**Exercise details:** The records that follow must be reproduced in full, exactly as written.

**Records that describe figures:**
-.-.-
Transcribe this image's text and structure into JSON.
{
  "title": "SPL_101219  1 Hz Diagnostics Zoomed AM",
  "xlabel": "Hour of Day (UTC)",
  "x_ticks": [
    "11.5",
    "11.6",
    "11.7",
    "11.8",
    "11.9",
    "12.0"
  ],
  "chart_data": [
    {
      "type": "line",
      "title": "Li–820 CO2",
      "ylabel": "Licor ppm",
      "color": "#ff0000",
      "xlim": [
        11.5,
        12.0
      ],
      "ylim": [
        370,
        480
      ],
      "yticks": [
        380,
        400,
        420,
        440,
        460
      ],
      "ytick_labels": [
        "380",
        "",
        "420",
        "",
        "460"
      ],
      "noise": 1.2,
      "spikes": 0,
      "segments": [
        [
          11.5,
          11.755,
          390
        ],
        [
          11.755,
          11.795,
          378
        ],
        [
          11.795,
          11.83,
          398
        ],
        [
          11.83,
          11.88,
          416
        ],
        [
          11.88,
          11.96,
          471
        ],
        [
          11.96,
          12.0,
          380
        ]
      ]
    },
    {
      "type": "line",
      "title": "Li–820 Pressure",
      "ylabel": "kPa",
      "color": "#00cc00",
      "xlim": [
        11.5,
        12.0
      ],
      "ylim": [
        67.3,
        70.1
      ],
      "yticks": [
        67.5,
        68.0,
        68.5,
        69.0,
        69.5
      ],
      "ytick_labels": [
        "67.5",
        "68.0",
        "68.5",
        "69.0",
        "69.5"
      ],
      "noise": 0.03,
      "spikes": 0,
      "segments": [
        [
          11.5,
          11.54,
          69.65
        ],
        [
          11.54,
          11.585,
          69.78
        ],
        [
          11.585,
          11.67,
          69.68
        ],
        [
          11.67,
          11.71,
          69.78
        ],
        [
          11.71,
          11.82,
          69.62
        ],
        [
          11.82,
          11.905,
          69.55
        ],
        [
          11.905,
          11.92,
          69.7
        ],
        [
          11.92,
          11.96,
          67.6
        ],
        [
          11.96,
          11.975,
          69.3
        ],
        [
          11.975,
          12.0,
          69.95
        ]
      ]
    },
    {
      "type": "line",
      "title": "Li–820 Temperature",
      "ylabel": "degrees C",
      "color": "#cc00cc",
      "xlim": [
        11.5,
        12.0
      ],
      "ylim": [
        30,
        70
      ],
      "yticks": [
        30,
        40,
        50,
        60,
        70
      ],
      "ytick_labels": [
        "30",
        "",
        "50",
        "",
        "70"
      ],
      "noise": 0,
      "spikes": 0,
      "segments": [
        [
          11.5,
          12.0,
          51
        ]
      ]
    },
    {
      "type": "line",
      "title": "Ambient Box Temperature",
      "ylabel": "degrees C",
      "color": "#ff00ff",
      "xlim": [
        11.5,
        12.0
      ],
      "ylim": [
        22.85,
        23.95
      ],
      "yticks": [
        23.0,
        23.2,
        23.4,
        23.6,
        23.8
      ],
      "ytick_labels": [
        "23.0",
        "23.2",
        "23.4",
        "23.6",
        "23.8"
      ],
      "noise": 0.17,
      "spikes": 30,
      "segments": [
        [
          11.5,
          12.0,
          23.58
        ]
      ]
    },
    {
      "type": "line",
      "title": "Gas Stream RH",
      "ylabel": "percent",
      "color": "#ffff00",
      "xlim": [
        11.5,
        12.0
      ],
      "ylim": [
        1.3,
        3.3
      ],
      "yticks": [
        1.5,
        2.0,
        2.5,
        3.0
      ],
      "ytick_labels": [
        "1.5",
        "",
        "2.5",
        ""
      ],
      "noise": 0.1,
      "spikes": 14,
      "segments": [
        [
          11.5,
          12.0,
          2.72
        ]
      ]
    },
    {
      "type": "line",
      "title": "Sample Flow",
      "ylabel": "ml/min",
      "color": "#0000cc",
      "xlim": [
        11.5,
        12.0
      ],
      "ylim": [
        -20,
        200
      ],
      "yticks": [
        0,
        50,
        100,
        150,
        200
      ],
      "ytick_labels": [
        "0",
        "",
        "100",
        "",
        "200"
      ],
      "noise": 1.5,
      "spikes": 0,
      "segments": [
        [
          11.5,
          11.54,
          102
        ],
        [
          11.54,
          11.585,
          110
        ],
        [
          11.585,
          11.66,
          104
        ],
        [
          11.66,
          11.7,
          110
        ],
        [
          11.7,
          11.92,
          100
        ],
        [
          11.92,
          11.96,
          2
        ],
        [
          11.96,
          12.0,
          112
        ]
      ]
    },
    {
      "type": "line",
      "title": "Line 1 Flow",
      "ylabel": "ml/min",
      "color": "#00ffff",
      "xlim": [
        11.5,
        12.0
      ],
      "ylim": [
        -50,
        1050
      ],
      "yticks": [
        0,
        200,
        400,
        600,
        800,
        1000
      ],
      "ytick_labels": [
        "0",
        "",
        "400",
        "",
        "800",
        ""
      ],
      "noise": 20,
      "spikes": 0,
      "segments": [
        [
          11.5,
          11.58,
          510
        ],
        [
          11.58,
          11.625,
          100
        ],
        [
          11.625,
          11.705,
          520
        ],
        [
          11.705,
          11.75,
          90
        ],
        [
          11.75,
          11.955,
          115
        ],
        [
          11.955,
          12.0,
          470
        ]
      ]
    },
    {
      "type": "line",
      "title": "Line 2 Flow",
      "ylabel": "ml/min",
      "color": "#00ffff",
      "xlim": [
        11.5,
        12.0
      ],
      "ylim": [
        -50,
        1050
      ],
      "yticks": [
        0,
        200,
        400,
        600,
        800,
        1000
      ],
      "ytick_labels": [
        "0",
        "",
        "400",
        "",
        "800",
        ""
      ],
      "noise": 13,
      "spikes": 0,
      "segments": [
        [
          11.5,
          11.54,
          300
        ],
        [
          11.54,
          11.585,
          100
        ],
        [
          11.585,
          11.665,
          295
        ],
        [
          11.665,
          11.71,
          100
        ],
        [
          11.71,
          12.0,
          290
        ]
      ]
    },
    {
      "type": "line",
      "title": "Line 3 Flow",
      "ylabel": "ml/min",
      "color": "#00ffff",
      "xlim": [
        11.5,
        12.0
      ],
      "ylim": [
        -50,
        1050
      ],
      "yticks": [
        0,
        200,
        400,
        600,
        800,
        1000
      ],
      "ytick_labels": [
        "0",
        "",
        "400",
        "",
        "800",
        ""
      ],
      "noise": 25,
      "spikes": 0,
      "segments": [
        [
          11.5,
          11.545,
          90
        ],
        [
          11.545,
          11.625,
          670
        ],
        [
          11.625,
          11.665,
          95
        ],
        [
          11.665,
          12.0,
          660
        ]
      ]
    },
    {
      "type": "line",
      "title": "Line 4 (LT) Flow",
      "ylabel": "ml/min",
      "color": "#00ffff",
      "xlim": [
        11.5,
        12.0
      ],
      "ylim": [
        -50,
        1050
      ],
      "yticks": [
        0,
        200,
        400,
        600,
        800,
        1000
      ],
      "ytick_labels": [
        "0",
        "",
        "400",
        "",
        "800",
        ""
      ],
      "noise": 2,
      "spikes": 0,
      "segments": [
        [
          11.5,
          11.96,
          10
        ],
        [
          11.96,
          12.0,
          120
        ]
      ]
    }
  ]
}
-.-.-
**Solution for this task:**
Transcribe this image's text and structure into JSON.
{
  "title": "SPL_101219  1 Hz Diagnostics Zoomed AM",
  "xlabel": "Hour of Day (UTC)",
  "x_ticks": [
    "11.5",
    "11.6",
    "11.7",
    "11.8",
    "11.9",
    "12.0"
  ],
  "chart_data": [
    {
      "type": "line",
      "title": "Li–820 CO2",
      "ylabel": "Licor ppm",
      "color": "#ff0000",
      "xlim": [
        11.5,
        12.0
      ],
      "ylim": [
        370,
        480
      ],
      "yticks": [
        380,
        400,
        420,
        440,
        460
      ],
      "ytick_labels": [
        "380",
        "",
        "420",
        "",
        "460"
      ],
      "noise": 1.2,
      "spikes": 0,
      "segments": [
        [
          11.5,
          11.755,
          390
        ],
        [
          11.755,
          11.795,
          378
        ],
        [
          11.795,
          11.83,
          398
        ],
        [
          11.83,
          11.88,
          416
        ],
        [
          11.88,
          11.96,
          471
        ],
        [
          11.96,
          12.0,
          380
        ]
      ]
    },
    {
      "type": "line",
      "title": "Li–820 Pressure",
      "ylabel": "kPa",
      "color": "#00cc00",
      "xlim": [
        11.5,
        12.0
      ],
      "ylim": [
        67.3,
        70.1
      ],
      "yticks": [
        67.5,
        68.0,
        68.5,
        69.0,
        69.5
      ],
      "ytick_labels": [
        "67.5",
        "68.0",
        "68.5",
        "69.0",
        "69.5"
      ],
      "noise": 0.03,
      "spikes": 0,
      "segments": [
        [
          11.5,
          11.54,
          69.65
        ],
        [
          11.54,
          11.585,
          69.78
        ],
        [
          11.585,
          11.67,
          69.68
        ],
        [
          11.67,
          11.71,
          69.78
        ],
        [
          11.71,
          11.82,
          69.62
        ],
        [
          11.82,
          11.905,
          69.55
        ],
        [
          11.905,
          11.92,
          69.7
        ],
        [
          11.92,
          11.96,
          67.6
        ],
        [
          11.96,
          11.975,
          69.3
        ],
        [
          11.975,
          12.0,
          69.95
        ]
      ]
    },
    {
      "type": "line",
      "title": "Li–820 Temperature",
      "ylabel": "degrees C",
      "color": "#cc00cc",
      "xlim": [
        11.5,
        12.0
      ],
      "ylim": [
        30,
        70
      ],
      "yticks": [
        30,
        40,
        50,
        60,
        70
      ],
      "ytick_labels": [
        "30",
        "",
        "50",
        "",
        "70"
      ],
      "noise": 0,
      "spikes": 0,
      "segments": [
        [
          11.5,
          12.0,
          51
        ]
      ]
    },
    {
      "type": "line",
      "title": "Ambient Box Temperature",
      "ylabel": "degrees C",
      "color": "#ff00ff",
      "xlim": [
        11.5,
        12.0
      ],
      "ylim": [
        22.85,
        23.95
      ],
      "yticks": [
        23.0,
        23.2,
        23.4,
        23.6,
        23.8
      ],
      "ytick_labels": [
        "23.0",
        "23.2",
        "23.4",
        "23.6",
        "23.8"
      ],
      "noise": 0.17,
      "spikes": 30,
      "segments": [
        [
          11.5,
          12.0,
          23.58
        ]
      ]
    },
    {
      "type": "line",
      "title": "Gas Stream RH",
      "ylabel": "percent",
      "color": "#ffff00",
      "xlim": [
        11.5,
        12.0
      ],
      "ylim": [
        1.3,
        3.3
      ],
      "yticks": [
        1.5,
        2.0,
        2.5,
        3.0
      ],
      "ytick_labels": [
        "1.5",
        "",
        "2.5",
        ""
      ],
      "noise": 0.1,
      "spikes": 14,
      "segments": [
        [
          11.5,
          12.0,
          2.72
        ]
      ]
    },
    {
      "type": "line",
      "title": "Sample Flow",
      "ylabel": "ml/min",
      "color": "#0000cc",
      "xlim": [
        11.5,
        12.0
      ],
      "ylim": [
        -20,
        200
      ],
      "yticks": [
        0,
        50,
        100,
        150,
        200
      ],
      "ytick_labels": [
        "0",
        "",
        "100",
        "",
        "200"
      ],
      "noise": 1.5,
      "spikes": 0,
      "segments": [
        [
          11.5,
          11.54,
          102
        ],
        [
          11.54,
          11.585,
          110
        ],
        [
          11.585,
          11.66,
          104
        ],
        [
          11.66,
          11.7,
          110
        ],
        [
          11.7,
          11.92,
          100
        ],
        [
          11.92,
          11.96,
          2
        ],
        [
          11.96,
          12.0,
          112
        ]
      ]
    },
    {
      "type": "line",
      "title": "Line 1 Flow",
      "ylabel": "ml/min",
      "color": "#00ffff",
      "xlim": [
        11.5,
        12.0
      ],
      "ylim": [
        -50,
        1050
      ],
      "yticks": [
        0,
        200,
        400,
        600,
        800,
        1000
      ],
      "ytick_labels": [
        "0",
        "",
        "400",
        "",
        "800",
        ""
      ],
      "noise": 20,
      "spikes": 0,
      "segments": [
        [
          11.5,
          11.58,
          510
        ],
        [
          11.58,
          11.625,
          100
        ],
        [
          11.625,
          11.705,
          520
        ],
        [
          11.705,
          11.75,
          90
        ],
        [
          11.75,
          11.955,
          115
        ],
        [
          11.955,
          12.0,
          470
        ]
      ]
    },
    {
      "type": "line",
      "title": "Line 2 Flow",
      "ylabel": "ml/min",
      "color": "#00ffff",
      "xlim": [
        11.5,
        12.0
      ],
      "ylim": [
        -50,
        1050
      ],
      "yticks": [
        0,
        200,
        400,
        600,
        800,
        1000
      ],
      "ytick_labels": [
        "0",
        "",
        "400",
        "",
        "800",
        ""
      ],
      "noise": 13,
      "spikes": 0,
      "segments": [
        [
          11.5,
          11.54,
          300
        ],
        [
          11.54,
          11.585,
          100
        ],
        [
          11.585,
          11.665,
          295
        ],
        [
          11.665,
          11.71,
          100
        ],
        [
          11.71,
          12.0,
          290
        ]
      ]
    },
    {
      "type": "line",
      "title": "Line 3 Flow",
      "ylabel": "ml/min",
      "color": "#00ffff",
      "xlim": [
        11.5,
        12.0
      ],
      "ylim": [
        -50,
        1050
      ],
      "yticks": [
        0,
        200,
        400,
        600,
        800,
        1000
      ],
      "ytick_labels": [
        "0",
        "",
        "400",
        "",
        "800",
        ""
      ],
      "noise": 25,
      "spikes": 0,
      "segments": [
        [
          11.5,
          11.545,
          90
        ],
        [
          11.545,
          11.625,
          670
        ],
        [
          11.625,
          11.665,
          95
        ],
        [
          11.665,
          12.0,
          660
        ]
      ]
    },
    {
      "type": "line",
      "title": "Line 4 (LT) Flow",
      "ylabel": "ml/min",
      "color": "#00ffff",
      "xlim": [
        11.5,
        12.0
      ],
      "ylim": [
        -50,
        1050
      ],
      "yticks": [
        0,
        200,
        400,
        600,
        800,
        1000
      ],
      "ytick_labels": [
        "0",
        "",
        "400",
        "",
        "800",
        ""
      ],
      "noise": 2,
      "spikes": 0,
      "segments": [
        [
          11.5,
          11.96,
          10
        ],
        [
          11.96,
          12.0,
          120
        ]
      ]
    }
  ]
}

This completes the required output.